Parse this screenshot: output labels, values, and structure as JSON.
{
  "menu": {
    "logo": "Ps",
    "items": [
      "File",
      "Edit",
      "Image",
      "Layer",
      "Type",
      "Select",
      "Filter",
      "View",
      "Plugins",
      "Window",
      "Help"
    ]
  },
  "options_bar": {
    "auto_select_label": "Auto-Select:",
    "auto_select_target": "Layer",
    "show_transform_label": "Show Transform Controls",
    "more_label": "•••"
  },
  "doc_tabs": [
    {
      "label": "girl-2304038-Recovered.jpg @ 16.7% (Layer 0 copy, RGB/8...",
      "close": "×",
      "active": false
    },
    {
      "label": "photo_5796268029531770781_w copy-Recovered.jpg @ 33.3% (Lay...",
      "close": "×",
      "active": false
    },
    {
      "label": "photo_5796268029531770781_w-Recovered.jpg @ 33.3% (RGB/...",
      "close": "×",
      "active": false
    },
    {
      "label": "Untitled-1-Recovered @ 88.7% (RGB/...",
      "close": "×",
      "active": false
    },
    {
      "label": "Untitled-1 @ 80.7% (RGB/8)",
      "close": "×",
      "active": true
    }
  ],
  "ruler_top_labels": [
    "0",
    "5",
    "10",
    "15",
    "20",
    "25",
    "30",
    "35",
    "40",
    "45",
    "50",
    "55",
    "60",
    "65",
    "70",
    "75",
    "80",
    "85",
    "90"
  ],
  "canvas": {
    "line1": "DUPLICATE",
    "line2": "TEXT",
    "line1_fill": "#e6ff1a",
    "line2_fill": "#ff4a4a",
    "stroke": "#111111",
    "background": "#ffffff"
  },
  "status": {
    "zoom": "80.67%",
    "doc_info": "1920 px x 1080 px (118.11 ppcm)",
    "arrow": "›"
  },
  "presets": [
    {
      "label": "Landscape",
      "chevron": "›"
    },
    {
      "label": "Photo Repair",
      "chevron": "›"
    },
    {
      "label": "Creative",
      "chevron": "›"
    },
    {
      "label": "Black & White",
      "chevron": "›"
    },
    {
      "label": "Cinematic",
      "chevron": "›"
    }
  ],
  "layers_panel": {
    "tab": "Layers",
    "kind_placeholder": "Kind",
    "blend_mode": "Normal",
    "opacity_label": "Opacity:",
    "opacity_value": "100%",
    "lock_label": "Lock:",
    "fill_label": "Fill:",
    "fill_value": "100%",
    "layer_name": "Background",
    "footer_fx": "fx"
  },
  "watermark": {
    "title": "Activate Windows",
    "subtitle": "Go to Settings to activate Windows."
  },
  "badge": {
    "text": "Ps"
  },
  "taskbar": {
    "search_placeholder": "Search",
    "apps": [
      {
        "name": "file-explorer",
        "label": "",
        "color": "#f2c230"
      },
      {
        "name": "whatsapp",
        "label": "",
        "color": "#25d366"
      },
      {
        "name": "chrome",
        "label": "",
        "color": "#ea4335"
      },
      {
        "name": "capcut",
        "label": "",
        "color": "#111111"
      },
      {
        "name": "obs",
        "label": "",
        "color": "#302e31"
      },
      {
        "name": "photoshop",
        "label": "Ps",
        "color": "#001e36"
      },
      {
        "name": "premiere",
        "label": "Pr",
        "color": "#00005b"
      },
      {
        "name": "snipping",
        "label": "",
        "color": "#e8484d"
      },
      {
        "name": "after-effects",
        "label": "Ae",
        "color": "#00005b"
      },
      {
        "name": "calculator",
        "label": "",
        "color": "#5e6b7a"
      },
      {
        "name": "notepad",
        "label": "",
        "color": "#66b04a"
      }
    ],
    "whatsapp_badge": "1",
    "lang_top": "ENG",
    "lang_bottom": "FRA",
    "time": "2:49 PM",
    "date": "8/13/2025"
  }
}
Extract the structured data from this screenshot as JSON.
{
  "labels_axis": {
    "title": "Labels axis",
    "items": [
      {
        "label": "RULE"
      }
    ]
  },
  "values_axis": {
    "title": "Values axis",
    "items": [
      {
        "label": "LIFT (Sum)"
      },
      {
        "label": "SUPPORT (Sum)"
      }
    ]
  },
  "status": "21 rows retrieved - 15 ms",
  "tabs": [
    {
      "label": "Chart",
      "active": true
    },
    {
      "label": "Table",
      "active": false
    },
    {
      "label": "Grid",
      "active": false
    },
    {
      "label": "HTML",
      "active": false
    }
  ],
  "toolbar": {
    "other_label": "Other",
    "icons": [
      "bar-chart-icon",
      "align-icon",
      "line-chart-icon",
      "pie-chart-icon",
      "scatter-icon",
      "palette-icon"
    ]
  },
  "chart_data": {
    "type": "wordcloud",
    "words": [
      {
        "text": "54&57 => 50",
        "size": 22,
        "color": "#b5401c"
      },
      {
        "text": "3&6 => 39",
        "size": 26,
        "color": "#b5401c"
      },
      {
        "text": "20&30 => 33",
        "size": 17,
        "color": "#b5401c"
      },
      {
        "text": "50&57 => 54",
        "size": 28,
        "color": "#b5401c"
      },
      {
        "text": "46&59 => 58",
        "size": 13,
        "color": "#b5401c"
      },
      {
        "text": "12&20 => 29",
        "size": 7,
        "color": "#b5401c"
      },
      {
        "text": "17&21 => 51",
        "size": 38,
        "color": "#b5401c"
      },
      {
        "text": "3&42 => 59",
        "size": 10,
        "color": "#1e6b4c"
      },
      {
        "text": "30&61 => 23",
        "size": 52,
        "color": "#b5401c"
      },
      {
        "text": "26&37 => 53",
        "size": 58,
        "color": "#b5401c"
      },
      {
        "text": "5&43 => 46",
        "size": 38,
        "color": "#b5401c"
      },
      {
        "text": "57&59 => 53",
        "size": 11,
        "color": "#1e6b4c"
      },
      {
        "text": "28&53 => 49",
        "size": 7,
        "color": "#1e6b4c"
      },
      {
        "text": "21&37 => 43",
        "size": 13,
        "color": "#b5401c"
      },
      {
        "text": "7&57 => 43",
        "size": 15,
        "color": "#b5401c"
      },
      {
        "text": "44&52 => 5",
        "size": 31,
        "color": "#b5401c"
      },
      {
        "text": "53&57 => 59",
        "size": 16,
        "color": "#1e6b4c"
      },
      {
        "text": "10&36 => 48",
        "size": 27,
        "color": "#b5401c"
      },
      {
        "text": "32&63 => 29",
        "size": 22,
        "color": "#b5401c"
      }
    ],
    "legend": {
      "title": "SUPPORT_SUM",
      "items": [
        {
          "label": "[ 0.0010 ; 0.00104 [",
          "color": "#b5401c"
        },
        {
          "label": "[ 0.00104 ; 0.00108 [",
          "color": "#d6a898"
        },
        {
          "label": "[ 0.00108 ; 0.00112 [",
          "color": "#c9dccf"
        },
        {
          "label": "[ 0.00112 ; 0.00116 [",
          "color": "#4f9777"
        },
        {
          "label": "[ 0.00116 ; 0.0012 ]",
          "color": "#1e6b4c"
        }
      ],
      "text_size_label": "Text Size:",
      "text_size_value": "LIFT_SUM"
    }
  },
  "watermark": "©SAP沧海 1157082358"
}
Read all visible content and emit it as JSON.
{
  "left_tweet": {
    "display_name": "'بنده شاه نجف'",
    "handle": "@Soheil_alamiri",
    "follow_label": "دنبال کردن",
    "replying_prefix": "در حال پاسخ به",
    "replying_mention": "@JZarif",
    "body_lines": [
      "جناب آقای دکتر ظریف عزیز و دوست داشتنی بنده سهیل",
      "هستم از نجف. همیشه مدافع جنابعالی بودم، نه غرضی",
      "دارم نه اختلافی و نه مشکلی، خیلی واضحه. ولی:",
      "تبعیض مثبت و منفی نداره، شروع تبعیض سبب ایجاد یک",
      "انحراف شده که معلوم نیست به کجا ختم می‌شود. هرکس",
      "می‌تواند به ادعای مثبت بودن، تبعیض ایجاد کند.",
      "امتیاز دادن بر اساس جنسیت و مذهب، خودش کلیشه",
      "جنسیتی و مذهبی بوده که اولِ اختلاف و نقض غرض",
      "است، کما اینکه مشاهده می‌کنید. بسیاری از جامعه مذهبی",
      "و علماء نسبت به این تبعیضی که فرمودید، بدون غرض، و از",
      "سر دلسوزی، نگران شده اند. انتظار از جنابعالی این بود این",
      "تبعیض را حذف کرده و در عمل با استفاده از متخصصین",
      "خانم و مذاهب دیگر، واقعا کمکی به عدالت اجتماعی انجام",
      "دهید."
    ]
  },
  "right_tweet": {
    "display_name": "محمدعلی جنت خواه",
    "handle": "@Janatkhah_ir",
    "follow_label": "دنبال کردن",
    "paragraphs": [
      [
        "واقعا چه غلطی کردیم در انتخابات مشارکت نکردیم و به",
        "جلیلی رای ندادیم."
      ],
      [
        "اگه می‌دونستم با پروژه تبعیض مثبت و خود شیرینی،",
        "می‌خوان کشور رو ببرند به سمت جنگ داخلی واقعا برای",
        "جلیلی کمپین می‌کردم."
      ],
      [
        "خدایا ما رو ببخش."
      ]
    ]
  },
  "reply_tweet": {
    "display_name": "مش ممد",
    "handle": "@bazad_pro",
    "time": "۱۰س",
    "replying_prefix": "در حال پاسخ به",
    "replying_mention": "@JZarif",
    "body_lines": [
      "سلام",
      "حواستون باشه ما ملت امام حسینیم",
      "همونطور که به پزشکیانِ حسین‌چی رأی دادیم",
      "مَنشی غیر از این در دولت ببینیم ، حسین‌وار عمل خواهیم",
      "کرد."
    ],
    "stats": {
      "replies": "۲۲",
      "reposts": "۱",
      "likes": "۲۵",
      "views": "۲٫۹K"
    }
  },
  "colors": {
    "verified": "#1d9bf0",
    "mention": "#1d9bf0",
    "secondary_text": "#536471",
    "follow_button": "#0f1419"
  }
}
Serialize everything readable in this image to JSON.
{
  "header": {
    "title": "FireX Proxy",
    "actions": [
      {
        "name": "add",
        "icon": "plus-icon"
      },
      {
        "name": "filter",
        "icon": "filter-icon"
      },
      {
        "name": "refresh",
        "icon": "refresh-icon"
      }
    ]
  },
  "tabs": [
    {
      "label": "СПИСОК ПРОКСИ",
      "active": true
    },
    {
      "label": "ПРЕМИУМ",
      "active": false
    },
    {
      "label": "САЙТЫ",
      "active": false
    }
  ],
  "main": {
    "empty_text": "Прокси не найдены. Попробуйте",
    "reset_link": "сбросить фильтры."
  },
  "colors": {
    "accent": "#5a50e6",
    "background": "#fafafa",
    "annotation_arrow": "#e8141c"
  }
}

┄┄┄┄┄┄┄┄┄┄┄┄┄┄┄┄┄┄┄┄

▶ Requirements: Find the word "Windows" in the data and copy out each line where it turns up.

▶ The result:
    "title": "Activate Windows",
    "subtitle": "Go to Settings to activate Windows."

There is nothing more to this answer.